■ **REQUIRED TASK**:
Reply with one number only, the count of lines holding the string "empaque".

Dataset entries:
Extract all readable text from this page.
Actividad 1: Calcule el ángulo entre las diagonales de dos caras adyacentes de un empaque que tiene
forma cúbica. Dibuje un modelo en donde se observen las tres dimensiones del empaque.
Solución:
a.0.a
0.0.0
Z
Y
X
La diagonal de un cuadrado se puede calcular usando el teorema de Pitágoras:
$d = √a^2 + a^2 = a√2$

...

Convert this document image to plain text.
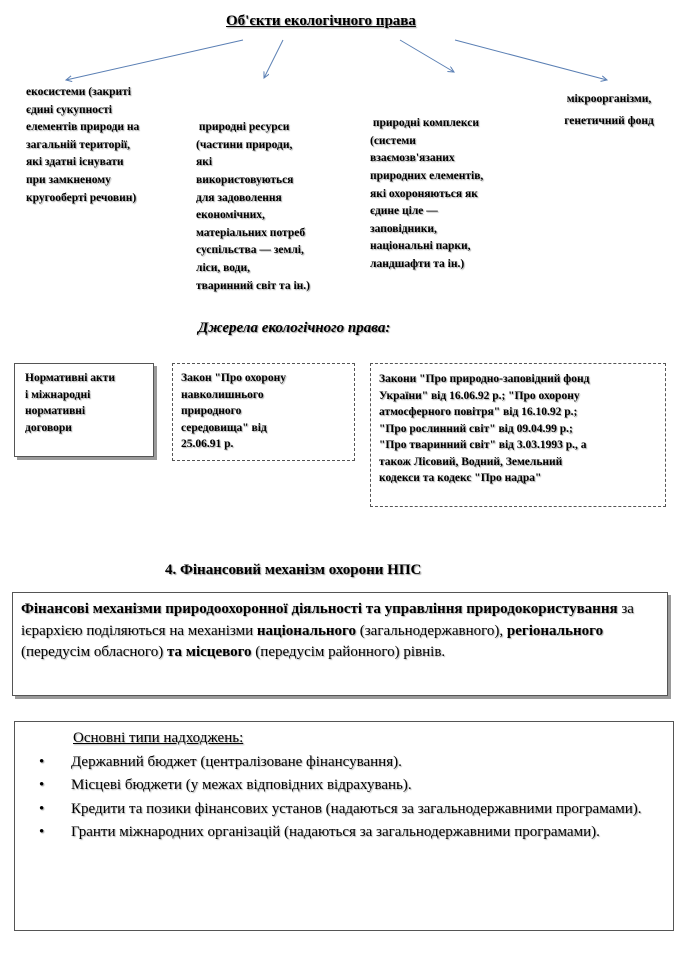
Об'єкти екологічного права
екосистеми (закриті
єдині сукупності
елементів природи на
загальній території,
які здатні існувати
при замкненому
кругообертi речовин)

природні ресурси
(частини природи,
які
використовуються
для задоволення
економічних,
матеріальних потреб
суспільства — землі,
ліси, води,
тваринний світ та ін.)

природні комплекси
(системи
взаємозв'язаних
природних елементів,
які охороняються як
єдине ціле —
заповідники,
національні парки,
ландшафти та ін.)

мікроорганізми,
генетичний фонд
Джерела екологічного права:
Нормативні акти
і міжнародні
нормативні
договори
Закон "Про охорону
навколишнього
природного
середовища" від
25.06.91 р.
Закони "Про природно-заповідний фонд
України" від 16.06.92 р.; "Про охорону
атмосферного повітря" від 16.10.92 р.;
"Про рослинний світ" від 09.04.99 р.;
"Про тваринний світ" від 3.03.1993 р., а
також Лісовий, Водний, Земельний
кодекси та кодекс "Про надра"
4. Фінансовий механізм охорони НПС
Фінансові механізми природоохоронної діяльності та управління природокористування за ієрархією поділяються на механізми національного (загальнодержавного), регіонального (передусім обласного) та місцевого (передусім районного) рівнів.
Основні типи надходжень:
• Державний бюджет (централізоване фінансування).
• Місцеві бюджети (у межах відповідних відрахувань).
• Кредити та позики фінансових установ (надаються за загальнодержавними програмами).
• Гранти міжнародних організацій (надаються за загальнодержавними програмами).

■ **REPLY**:
2